● Problem to solve:
Return each line of the records with nothing changed, pictures excepted.

:: Provided data

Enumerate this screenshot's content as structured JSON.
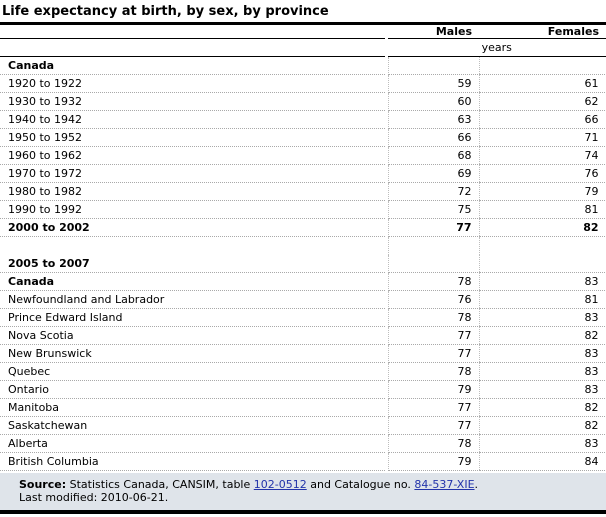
{
  "title": "Life expectancy at birth, by sex, by province",
  "table": {
    "columns": [
      "Males",
      "Females"
    ],
    "unit": "years",
    "rows": [
      {
        "label": "Canada",
        "males": "",
        "females": "",
        "style": "section"
      },
      {
        "label": "1920 to 1922",
        "males": "59",
        "females": "61",
        "style": ""
      },
      {
        "label": "1930 to 1932",
        "males": "60",
        "females": "62",
        "style": ""
      },
      {
        "label": "1940 to 1942",
        "males": "63",
        "females": "66",
        "style": ""
      },
      {
        "label": "1950 to 1952",
        "males": "66",
        "females": "71",
        "style": ""
      },
      {
        "label": "1960 to 1962",
        "males": "68",
        "females": "74",
        "style": ""
      },
      {
        "label": "1970 to 1972",
        "males": "69",
        "females": "76",
        "style": ""
      },
      {
        "label": "1980 to 1982",
        "males": "72",
        "females": "79",
        "style": ""
      },
      {
        "label": "1990 to 1992",
        "males": "75",
        "females": "81",
        "style": ""
      },
      {
        "label": "2000 to 2002",
        "males": "77",
        "females": "82",
        "style": "bold"
      },
      {
        "label": "",
        "males": "",
        "females": "",
        "style": "spacer"
      },
      {
        "label": "2005 to 2007",
        "males": "",
        "females": "",
        "style": "section"
      },
      {
        "label": "Canada",
        "males": "78",
        "females": "83",
        "style": "bold-label"
      },
      {
        "label": "Newfoundland and Labrador",
        "males": "76",
        "females": "81",
        "style": ""
      },
      {
        "label": "Prince Edward Island",
        "males": "78",
        "females": "83",
        "style": ""
      },
      {
        "label": "Nova Scotia",
        "males": "77",
        "females": "82",
        "style": ""
      },
      {
        "label": "New Brunswick",
        "males": "77",
        "females": "83",
        "style": ""
      },
      {
        "label": "Quebec",
        "males": "78",
        "females": "83",
        "style": ""
      },
      {
        "label": "Ontario",
        "males": "79",
        "females": "83",
        "style": ""
      },
      {
        "label": "Manitoba",
        "males": "77",
        "females": "82",
        "style": ""
      },
      {
        "label": "Saskatchewan",
        "males": "77",
        "females": "82",
        "style": ""
      },
      {
        "label": "Alberta",
        "males": "78",
        "females": "83",
        "style": ""
      },
      {
        "label": "British Columbia",
        "males": "79",
        "females": "84",
        "style": ""
      }
    ]
  },
  "footer": {
    "source_label": "Source:",
    "source_text_1": " Statistics Canada, CANSIM, table ",
    "table_link": "102-0512",
    "source_text_2": " and Catalogue no. ",
    "catalogue_link": "84-537-XIE",
    "source_suffix": ".",
    "last_modified": "Last modified: 2010-06-21."
  },
  "colors": {
    "link": "#2233aa",
    "footer_background": "#dfe4ea",
    "rule": "#000000",
    "row_separator": "#a9a9a9"
  }
}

::::

● Solution for this task:
Enumerate this screenshot's content as structured JSON.
{
  "title": "Life expectancy at birth, by sex, by province",
  "table": {
    "columns": [
      "Males",
      "Females"
    ],
    "unit": "years",
    "rows": [
      {
        "label": "Canada",
        "males": "",
        "females": "",
        "style": "section"
      },
      {
        "label": "1920 to 1922",
        "males": "59",
        "females": "61",
        "style": ""
      },
      {
        "label": "1930 to 1932",
        "males": "60",
        "females": "62",
        "style": ""
      },
      {
        "label": "1940 to 1942",
        "males": "63",
        "females": "66",
        "style": ""
      },
      {
        "label": "1950 to 1952",
        "males": "66",
        "females": "71",
        "style": ""
      },
      {
        "label": "1960 to 1962",
        "males": "68",
        "females": "74",
        "style": ""
      },
      {
        "label": "1970 to 1972",
        "males": "69",
        "females": "76",
        "style": ""
      },
      {
        "label": "1980 to 1982",
        "males": "72",
        "females": "79",
        "style": ""
      },
      {
        "label": "1990 to 1992",
        "males": "75",
        "females": "81",
        "style": ""
      },
      {
        "label": "2000 to 2002",
        "males": "77",
        "females": "82",
        "style": "bold"
      },
      {
        "label": "",
        "males": "",
        "females": "",
        "style": "spacer"
      },
      {
        "label": "2005 to 2007",
        "males": "",
        "females": "",
        "style": "section"
      },
      {
        "label": "Canada",
        "males": "78",
        "females": "83",
        "style": "bold-label"
      },
      {
        "label": "Newfoundland and Labrador",
        "males": "76",
        "females": "81",
        "style": ""
      },
      {
        "label": "Prince Edward Island",
        "males": "78",
        "females": "83",
        "style": ""
      },
      {
        "label": "Nova Scotia",
        "males": "77",
        "females": "82",
        "style": ""
      },
      {
        "label": "New Brunswick",
        "males": "77",
        "females": "83",
        "style": ""
      },
      {
        "label": "Quebec",
        "males": "78",
        "females": "83",
        "style": ""
      },
      {
        "label": "Ontario",
        "males": "79",
        "females": "83",
        "style": ""
      },
      {
        "label": "Manitoba",
        "males": "77",
        "females": "82",
        "style": ""
      },
      {
        "label": "Saskatchewan",
        "males": "77",
        "females": "82",
        "style": ""
      },
      {
        "label": "Alberta",
        "males": "78",
        "females": "83",
        "style": ""
      },
      {
        "label": "British Columbia",
        "males": "79",
        "females": "84",
        "style": ""
      }
    ]
  },
  "footer": {
    "source_label": "Source:",
    "source_text_1": " Statistics Canada, CANSIM, table ",
    "table_link": "102-0512",
    "source_text_2": " and Catalogue no. ",
    "catalogue_link": "84-537-XIE",
    "source_suffix": ".",
    "last_modified": "Last modified: 2010-06-21."
  },
  "colors": {
    "link": "#2233aa",
    "footer_background": "#dfe4ea",
    "rule": "#000000",
    "row_separator": "#a9a9a9"
  }
}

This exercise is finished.